(What is being asked) Pull out from the material below every line, from the one containing "Give me the" down to the one containing "x-tick-label: 6 Jul 00:00 [67, 585, 118, 596]", both included, and reproduce them verbatim.

|---|

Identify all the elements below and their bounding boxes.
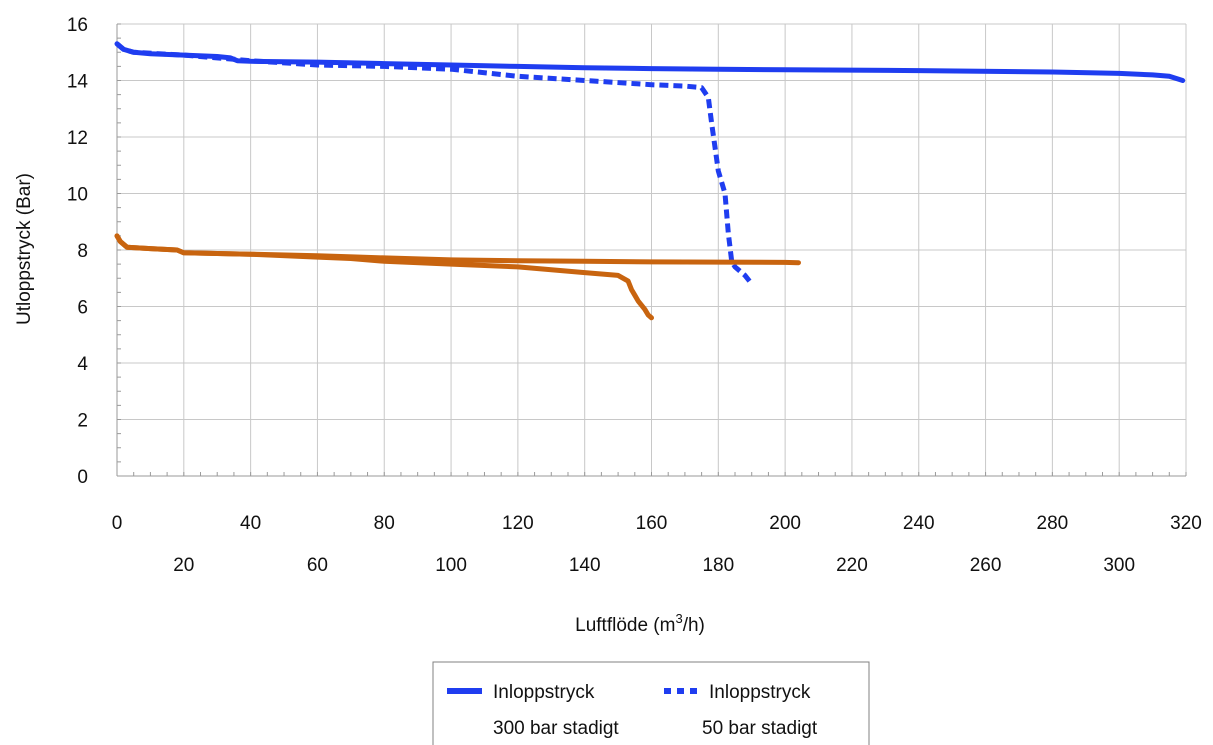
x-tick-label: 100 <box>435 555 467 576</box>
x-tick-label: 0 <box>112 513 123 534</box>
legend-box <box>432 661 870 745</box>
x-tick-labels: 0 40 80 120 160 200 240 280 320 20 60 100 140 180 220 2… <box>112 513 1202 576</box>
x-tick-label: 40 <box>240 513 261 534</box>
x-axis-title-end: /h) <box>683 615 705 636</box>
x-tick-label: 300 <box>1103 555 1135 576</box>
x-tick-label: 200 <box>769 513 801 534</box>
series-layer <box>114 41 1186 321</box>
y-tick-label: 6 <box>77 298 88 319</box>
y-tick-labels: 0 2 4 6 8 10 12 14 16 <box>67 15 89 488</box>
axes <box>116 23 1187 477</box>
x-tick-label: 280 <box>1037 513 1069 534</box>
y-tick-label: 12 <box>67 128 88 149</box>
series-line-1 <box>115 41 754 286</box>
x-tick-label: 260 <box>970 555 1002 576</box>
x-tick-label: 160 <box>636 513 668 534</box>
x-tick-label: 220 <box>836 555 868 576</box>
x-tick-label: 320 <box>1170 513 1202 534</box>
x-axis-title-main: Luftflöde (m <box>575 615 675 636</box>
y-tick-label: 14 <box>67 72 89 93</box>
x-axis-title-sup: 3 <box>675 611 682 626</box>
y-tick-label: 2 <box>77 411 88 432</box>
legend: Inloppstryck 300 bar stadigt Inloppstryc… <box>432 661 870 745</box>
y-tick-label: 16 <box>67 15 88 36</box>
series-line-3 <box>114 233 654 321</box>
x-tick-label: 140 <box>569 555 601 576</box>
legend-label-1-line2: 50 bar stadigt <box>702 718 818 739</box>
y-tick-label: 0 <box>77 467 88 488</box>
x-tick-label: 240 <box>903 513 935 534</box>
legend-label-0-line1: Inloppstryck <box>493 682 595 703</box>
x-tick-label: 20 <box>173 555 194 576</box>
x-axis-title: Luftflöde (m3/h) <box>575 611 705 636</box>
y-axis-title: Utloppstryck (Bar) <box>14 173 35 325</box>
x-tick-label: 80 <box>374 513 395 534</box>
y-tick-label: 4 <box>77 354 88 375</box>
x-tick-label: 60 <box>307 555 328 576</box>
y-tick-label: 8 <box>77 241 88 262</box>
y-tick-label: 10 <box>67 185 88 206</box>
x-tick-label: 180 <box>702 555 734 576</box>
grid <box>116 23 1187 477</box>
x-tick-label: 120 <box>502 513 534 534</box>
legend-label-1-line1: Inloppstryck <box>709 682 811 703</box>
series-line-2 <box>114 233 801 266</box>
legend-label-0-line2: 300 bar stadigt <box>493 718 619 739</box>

|---|

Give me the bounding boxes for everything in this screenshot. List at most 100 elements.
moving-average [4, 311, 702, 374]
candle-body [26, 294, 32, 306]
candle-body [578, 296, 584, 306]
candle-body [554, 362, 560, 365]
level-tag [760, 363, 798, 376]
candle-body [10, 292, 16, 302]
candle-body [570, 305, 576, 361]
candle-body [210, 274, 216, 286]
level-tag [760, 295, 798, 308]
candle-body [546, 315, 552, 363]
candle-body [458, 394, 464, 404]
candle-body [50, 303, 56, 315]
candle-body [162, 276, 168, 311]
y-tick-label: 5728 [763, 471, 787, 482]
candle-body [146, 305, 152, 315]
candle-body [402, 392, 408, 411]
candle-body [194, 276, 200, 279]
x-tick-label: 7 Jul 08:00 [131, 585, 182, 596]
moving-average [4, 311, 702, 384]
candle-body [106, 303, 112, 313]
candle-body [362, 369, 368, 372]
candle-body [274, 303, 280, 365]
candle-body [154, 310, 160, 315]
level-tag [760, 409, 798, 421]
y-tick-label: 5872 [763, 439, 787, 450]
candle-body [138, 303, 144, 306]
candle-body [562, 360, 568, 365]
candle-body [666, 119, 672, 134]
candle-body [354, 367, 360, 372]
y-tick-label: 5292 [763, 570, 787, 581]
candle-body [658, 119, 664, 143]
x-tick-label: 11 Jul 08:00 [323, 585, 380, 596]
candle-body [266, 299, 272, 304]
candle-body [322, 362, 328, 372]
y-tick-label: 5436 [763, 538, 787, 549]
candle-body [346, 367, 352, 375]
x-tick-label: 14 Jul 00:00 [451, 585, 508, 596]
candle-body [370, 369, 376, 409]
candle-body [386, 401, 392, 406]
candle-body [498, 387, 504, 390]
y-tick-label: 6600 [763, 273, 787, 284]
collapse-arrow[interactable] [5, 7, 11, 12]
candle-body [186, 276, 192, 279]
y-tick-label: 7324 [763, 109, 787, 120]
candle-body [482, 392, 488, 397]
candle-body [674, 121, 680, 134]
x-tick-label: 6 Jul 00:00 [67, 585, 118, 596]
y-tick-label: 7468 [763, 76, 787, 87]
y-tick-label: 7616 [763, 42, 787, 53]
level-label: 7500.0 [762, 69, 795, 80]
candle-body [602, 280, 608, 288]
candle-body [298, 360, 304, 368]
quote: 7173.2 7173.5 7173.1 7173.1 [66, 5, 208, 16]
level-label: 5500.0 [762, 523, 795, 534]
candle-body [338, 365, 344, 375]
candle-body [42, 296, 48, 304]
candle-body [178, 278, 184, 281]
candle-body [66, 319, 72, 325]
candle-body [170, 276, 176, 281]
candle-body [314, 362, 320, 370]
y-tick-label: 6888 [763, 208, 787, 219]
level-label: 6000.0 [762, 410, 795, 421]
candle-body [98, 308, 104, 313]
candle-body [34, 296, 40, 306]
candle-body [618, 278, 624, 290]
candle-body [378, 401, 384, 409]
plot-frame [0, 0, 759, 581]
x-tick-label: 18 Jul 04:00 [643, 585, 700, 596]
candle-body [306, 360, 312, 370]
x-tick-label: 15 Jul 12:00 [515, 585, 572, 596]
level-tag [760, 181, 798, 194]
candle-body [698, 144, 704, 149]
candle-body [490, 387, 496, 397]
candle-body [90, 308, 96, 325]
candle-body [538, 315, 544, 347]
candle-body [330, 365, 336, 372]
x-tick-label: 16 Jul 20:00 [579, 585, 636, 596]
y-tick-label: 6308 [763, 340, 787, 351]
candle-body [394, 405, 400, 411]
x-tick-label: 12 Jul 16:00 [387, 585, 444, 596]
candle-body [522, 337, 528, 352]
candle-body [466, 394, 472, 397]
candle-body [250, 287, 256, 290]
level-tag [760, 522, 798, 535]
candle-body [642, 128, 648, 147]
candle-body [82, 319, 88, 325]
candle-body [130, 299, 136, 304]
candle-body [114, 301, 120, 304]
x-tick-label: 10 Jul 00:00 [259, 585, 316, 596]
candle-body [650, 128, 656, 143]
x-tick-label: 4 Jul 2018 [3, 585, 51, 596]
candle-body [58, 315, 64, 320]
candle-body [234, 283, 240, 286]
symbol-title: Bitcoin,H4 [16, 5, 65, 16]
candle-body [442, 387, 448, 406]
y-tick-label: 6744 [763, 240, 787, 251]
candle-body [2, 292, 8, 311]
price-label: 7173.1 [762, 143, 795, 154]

|---|

(Full output)
Give me the bounding boxes for everything in this screenshot. List at most 100 elements.
moving-average [4, 311, 702, 374]
candle-body [26, 294, 32, 306]
candle-body [578, 296, 584, 306]
candle-body [554, 362, 560, 365]
level-tag [760, 363, 798, 376]
candle-body [10, 292, 16, 302]
candle-body [570, 305, 576, 361]
candle-body [210, 274, 216, 286]
level-tag [760, 295, 798, 308]
candle-body [546, 315, 552, 363]
candle-body [458, 394, 464, 404]
candle-body [50, 303, 56, 315]
candle-body [162, 276, 168, 311]
y-tick-label: 5728 [763, 471, 787, 482]
candle-body [146, 305, 152, 315]
candle-body [402, 392, 408, 411]
candle-body [194, 276, 200, 279]
x-tick-label: 7 Jul 08:00 [131, 585, 182, 596]
moving-average [4, 311, 702, 384]
candle-body [106, 303, 112, 313]
candle-body [362, 369, 368, 372]
candle-body [274, 303, 280, 365]
candle-body [154, 310, 160, 315]
level-tag [760, 409, 798, 421]
y-tick-label: 5872 [763, 439, 787, 450]
candle-body [138, 303, 144, 306]
candle-body [562, 360, 568, 365]
candle-body [666, 119, 672, 134]
candle-body [354, 367, 360, 372]
y-tick-label: 5292 [763, 570, 787, 581]
candle-body [658, 119, 664, 143]
x-tick-label: 11 Jul 08:00 [323, 585, 380, 596]
candle-body [266, 299, 272, 304]
candle-body [322, 362, 328, 372]
y-tick-label: 5436 [763, 538, 787, 549]
candle-body [346, 367, 352, 375]
x-tick-label: 14 Jul 00:00 [451, 585, 508, 596]
candle-body [370, 369, 376, 409]
candle-body [386, 401, 392, 406]
candle-body [498, 387, 504, 390]
y-tick-label: 6600 [763, 273, 787, 284]
collapse-arrow[interactable] [5, 7, 11, 12]
candle-body [186, 276, 192, 279]
y-tick-label: 7324 [763, 109, 787, 120]
candle-body [482, 392, 488, 397]
candle-body [674, 121, 680, 134]
x-tick-label: 6 Jul 00:00 [67, 585, 118, 596]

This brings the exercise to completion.